#### TASK BRIEF
Please write out the material below exactly as given.

[Data entries]

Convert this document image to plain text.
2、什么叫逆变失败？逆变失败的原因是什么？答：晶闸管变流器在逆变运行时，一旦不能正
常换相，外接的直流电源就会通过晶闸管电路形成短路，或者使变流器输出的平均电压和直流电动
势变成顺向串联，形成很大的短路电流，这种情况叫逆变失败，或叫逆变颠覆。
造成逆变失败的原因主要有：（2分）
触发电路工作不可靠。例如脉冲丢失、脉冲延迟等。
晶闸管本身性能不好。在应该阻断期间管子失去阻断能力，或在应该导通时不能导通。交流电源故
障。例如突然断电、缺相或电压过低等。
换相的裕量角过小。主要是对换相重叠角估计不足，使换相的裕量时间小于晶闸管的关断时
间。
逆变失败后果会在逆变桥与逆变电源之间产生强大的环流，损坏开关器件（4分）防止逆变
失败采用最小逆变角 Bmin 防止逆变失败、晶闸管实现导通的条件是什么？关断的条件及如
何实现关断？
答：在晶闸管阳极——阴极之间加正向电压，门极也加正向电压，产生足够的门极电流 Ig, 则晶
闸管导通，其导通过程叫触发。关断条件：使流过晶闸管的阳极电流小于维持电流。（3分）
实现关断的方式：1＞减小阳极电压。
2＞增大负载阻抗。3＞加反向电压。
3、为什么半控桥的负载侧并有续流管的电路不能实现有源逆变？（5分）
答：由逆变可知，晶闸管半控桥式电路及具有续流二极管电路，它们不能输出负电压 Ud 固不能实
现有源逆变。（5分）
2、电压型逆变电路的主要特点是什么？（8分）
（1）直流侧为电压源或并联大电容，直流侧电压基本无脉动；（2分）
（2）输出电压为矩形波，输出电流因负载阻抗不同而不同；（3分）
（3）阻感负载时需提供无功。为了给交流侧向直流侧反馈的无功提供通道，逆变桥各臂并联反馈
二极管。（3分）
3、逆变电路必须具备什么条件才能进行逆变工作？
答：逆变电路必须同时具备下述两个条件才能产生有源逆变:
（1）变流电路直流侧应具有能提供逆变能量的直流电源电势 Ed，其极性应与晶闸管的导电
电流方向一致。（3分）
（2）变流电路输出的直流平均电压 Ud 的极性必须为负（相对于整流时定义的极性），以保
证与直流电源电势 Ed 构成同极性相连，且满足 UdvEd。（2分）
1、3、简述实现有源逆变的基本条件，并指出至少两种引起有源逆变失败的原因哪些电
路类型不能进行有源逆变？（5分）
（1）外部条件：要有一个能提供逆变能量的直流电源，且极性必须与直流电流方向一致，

#### FULL RESPONSE
Convert this document image to plain text.
2、什么叫逆变失败？逆变失败的原因是什么？答：晶闸管变流器在逆变运行时，一旦不能正
常换相，外接的直流电源就会通过晶闸管电路形成短路，或者使变流器输出的平均电压和直流电动
势变成顺向串联，形成很大的短路电流，这种情况叫逆变失败，或叫逆变颠覆。
造成逆变失败的原因主要有：（2分）
触发电路工作不可靠。例如脉冲丢失、脉冲延迟等。
晶闸管本身性能不好。在应该阻断期间管子失去阻断能力，或在应该导通时不能导通。交流电源故
障。例如突然断电、缺相或电压过低等。
换相的裕量角过小。主要是对换相重叠角估计不足，使换相的裕量时间小于晶闸管的关断时
间。
逆变失败后果会在逆变桥与逆变电源之间产生强大的环流，损坏开关器件（4分）防止逆变
失败采用最小逆变角 Bmin 防止逆变失败、晶闸管实现导通的条件是什么？关断的条件及如
何实现关断？
答：在晶闸管阳极——阴极之间加正向电压，门极也加正向电压，产生足够的门极电流 Ig, 则晶
闸管导通，其导通过程叫触发。关断条件：使流过晶闸管的阳极电流小于维持电流。（3分）
实现关断的方式：1＞减小阳极电压。
2＞增大负载阻抗。3＞加反向电压。
3、为什么半控桥的负载侧并有续流管的电路不能实现有源逆变？（5分）
答：由逆变可知，晶闸管半控桥式电路及具有续流二极管电路，它们不能输出负电压 Ud 固不能实
现有源逆变。（5分）
2、电压型逆变电路的主要特点是什么？（8分）
（1）直流侧为电压源或并联大电容，直流侧电压基本无脉动；（2分）
（2）输出电压为矩形波，输出电流因负载阻抗不同而不同；（3分）
（3）阻感负载时需提供无功。为了给交流侧向直流侧反馈的无功提供通道，逆变桥各臂并联反馈
二极管。（3分）
3、逆变电路必须具备什么条件才能进行逆变工作？
答：逆变电路必须同时具备下述两个条件才能产生有源逆变:
（1）变流电路直流侧应具有能提供逆变能量的直流电源电势 Ed，其极性应与晶闸管的导电
电流方向一致。（3分）
（2）变流电路输出的直流平均电压 Ud 的极性必须为负（相对于整流时定义的极性），以保
证与直流电源电势 Ed 构成同极性相连，且满足 UdvEd。（2分）
1、3、简述实现有源逆变的基本条件，并指出至少两种引起有源逆变失败的原因哪些电
路类型不能进行有源逆变？（5分）
（1）外部条件：要有一个能提供逆变能量的直流电源，且极性必须与直流电流方向一致，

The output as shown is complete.